* _What you need to do_:
Gather every line in the records below that contains the word "рассмотрения".

>> Begin

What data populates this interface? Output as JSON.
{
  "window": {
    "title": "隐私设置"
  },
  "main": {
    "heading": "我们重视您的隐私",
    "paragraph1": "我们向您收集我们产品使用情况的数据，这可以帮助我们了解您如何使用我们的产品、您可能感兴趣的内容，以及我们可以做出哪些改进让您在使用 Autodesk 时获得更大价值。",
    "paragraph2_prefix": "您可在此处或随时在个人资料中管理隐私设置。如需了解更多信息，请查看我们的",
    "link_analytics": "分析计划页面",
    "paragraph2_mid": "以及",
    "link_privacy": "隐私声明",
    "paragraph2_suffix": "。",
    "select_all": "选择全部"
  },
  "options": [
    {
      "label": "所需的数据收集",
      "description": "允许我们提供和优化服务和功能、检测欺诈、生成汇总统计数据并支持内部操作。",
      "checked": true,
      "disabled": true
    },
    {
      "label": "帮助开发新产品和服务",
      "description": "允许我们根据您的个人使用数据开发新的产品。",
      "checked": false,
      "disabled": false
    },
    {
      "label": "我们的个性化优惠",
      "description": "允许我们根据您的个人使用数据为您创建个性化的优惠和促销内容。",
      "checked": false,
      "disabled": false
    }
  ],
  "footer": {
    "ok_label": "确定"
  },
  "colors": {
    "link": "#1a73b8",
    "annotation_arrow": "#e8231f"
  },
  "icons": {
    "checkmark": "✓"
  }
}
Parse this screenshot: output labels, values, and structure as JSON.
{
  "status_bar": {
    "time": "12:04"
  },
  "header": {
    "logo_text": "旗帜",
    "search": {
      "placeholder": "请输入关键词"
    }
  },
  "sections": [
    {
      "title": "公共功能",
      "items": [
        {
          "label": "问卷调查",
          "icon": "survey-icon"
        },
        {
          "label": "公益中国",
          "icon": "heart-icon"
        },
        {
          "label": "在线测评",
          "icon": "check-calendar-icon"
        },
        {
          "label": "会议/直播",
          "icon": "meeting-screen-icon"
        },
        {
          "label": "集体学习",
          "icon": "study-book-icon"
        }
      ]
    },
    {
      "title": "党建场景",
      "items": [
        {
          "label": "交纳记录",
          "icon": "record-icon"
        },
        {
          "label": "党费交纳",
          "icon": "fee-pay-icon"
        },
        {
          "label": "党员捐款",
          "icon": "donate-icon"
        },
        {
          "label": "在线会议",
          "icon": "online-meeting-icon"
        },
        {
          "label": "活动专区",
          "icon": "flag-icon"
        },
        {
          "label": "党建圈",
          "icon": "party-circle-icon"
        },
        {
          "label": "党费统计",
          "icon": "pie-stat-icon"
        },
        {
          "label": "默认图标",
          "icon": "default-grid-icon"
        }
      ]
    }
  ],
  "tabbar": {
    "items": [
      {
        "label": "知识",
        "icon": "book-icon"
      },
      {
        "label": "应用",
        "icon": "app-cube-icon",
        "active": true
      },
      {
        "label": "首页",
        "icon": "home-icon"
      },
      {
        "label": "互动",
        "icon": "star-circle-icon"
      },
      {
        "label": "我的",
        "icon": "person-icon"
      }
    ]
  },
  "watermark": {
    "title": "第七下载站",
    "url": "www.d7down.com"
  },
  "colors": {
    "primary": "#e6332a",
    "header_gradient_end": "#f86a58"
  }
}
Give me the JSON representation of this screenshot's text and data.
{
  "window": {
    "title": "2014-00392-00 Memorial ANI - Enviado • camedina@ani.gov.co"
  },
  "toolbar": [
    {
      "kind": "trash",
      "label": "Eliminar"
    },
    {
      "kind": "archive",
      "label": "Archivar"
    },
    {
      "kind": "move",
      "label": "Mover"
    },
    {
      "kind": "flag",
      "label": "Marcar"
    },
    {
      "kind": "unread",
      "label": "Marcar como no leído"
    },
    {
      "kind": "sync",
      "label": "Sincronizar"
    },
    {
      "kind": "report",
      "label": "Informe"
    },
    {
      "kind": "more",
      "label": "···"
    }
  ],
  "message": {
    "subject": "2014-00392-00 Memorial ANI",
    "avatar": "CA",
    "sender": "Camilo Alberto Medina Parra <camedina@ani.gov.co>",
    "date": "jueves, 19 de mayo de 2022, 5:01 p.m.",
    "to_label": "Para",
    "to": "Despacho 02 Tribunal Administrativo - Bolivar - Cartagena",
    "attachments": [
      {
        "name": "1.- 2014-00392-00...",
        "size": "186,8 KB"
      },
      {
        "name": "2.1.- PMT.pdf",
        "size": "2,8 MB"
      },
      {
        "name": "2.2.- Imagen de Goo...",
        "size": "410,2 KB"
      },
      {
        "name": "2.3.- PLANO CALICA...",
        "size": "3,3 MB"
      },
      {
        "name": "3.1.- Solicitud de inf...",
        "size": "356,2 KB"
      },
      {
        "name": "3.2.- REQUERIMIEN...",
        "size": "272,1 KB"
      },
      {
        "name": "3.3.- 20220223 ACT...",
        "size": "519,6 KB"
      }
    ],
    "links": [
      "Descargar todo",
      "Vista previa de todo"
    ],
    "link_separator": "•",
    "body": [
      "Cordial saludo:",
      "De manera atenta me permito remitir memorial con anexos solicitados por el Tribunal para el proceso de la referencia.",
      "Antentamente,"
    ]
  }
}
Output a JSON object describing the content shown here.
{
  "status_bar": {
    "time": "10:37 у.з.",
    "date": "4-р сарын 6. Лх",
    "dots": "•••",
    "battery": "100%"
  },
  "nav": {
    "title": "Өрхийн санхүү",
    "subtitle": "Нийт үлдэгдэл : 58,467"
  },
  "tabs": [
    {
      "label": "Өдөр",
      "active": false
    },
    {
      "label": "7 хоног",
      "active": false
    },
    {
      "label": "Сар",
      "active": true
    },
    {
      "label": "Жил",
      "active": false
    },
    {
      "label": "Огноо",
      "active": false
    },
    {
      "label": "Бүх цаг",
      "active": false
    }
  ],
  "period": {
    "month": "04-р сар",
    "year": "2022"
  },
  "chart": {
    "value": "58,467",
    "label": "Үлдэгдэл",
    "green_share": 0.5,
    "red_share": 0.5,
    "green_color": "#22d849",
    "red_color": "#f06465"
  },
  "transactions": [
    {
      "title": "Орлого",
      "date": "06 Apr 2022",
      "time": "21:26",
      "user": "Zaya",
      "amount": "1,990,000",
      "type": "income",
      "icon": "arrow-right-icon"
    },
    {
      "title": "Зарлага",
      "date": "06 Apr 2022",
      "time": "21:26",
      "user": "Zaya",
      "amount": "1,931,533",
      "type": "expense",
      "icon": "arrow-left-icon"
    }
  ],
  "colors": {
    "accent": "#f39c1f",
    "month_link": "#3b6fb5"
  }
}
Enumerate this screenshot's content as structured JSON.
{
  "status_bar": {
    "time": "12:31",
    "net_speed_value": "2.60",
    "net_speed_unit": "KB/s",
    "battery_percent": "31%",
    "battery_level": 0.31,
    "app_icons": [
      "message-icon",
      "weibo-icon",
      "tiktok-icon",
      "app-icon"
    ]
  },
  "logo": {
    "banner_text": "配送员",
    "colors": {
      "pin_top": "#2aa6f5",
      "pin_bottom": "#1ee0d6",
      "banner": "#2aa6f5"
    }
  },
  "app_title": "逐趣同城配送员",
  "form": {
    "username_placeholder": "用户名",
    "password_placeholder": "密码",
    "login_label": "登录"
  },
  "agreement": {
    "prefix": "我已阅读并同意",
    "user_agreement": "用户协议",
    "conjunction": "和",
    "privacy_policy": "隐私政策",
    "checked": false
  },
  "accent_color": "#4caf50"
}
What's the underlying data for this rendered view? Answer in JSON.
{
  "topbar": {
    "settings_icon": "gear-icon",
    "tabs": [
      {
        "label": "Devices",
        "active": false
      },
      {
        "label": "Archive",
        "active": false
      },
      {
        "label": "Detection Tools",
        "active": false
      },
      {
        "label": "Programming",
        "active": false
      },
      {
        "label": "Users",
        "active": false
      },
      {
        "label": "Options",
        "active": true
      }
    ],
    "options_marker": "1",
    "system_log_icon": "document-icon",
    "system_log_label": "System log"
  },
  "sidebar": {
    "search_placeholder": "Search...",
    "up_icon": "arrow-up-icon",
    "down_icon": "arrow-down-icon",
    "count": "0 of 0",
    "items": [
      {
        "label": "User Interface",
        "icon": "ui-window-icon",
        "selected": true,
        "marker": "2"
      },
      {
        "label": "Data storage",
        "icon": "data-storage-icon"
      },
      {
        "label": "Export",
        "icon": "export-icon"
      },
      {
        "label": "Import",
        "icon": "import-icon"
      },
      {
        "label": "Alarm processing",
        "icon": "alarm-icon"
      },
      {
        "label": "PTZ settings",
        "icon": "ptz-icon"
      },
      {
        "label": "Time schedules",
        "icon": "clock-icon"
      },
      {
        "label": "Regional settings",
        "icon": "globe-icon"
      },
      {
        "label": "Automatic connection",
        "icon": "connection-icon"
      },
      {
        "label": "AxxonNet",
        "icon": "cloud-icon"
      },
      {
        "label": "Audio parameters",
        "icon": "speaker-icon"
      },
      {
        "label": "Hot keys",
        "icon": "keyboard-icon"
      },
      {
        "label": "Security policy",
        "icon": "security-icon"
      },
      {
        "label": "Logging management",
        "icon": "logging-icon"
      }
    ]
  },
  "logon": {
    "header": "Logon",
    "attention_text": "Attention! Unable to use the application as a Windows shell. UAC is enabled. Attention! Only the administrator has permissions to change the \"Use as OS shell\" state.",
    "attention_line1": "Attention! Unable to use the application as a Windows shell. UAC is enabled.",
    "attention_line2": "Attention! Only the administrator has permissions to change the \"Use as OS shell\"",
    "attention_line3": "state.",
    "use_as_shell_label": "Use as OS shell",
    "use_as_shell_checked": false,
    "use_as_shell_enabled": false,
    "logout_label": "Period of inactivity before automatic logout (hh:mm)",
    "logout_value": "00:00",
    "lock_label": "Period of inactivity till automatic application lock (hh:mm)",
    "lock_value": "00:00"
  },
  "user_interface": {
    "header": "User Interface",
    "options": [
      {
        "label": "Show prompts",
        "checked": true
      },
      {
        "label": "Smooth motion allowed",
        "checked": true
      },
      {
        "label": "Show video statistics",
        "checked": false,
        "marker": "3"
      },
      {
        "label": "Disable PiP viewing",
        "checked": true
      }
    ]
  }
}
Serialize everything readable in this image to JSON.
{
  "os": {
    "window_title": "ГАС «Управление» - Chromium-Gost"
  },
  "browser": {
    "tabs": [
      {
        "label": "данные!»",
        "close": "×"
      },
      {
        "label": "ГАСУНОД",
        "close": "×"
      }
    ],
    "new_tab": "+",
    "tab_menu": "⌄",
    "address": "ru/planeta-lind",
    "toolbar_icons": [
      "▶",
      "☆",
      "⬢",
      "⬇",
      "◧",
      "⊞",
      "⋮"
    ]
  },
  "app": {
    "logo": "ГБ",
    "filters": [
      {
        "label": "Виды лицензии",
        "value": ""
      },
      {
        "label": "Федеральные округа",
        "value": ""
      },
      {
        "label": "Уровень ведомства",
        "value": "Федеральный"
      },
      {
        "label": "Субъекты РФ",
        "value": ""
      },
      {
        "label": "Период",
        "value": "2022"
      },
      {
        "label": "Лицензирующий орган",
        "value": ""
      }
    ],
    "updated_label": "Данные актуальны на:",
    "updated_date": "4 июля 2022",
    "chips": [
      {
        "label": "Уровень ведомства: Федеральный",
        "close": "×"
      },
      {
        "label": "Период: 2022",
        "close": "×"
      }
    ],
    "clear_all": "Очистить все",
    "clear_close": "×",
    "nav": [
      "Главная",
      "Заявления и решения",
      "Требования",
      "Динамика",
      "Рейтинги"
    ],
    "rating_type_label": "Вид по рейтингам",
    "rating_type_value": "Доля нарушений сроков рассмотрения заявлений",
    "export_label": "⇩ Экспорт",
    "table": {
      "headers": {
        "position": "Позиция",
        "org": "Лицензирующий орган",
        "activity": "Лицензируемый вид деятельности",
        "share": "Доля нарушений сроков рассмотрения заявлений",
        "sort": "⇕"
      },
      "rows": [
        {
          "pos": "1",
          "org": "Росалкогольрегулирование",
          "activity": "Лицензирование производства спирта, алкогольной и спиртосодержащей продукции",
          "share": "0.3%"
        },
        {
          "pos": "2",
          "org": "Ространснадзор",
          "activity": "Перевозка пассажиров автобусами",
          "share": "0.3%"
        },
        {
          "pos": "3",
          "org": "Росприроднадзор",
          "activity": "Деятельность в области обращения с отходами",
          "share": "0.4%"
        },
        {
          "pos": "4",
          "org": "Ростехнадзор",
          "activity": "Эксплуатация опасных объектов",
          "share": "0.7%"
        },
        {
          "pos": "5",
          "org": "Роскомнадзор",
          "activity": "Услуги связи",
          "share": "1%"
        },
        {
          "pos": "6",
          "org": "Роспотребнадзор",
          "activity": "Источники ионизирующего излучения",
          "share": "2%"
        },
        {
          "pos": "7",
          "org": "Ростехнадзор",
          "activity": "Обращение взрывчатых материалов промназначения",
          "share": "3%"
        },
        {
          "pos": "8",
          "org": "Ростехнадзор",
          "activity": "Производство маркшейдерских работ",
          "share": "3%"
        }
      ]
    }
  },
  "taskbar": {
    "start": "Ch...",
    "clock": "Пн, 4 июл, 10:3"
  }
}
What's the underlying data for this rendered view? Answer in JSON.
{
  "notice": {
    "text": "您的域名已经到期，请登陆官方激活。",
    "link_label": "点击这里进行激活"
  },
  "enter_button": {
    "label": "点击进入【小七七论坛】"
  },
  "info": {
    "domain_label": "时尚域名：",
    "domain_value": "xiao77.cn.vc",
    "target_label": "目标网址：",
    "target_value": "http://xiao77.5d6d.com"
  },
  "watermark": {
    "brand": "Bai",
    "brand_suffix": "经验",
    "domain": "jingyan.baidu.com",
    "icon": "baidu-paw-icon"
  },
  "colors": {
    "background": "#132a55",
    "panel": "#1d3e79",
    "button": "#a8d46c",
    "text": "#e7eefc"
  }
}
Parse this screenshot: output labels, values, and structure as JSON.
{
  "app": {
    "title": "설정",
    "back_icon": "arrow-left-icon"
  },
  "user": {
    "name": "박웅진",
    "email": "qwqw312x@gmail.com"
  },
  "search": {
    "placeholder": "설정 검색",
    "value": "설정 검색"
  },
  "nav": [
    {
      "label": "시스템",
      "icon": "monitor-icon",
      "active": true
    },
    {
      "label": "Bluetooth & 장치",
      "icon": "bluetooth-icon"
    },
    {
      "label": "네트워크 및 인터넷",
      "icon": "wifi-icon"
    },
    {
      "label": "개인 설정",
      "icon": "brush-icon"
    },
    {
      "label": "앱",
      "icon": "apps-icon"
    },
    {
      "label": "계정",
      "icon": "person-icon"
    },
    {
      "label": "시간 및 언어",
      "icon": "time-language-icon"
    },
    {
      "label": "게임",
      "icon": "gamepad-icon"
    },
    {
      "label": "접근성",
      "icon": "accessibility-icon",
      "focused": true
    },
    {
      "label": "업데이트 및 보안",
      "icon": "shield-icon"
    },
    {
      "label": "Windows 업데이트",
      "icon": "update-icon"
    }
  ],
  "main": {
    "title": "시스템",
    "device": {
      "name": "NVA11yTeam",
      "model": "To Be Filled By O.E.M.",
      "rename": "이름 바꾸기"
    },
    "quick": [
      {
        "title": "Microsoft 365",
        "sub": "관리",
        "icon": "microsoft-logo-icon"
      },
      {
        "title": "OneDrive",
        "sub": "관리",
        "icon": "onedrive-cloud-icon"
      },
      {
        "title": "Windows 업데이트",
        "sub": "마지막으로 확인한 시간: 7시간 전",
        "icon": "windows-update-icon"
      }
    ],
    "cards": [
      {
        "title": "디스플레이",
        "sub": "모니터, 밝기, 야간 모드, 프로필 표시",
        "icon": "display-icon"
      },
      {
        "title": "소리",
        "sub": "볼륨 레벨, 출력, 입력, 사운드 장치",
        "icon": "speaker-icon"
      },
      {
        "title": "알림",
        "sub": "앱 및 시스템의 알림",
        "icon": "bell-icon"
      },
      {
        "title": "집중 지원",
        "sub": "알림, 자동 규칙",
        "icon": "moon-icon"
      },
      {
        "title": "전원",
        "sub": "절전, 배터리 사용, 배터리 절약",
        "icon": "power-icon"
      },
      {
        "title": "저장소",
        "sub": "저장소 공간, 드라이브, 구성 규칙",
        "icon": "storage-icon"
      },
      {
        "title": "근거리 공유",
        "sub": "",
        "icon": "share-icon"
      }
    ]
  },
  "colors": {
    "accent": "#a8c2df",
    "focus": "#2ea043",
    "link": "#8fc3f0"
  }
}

>> End

* _Response below_:
    "rating_type_value": "Доля нарушений сроков рассмотрения заявлений",
        "share": "Доля нарушений сроков рассмотрения заявлений",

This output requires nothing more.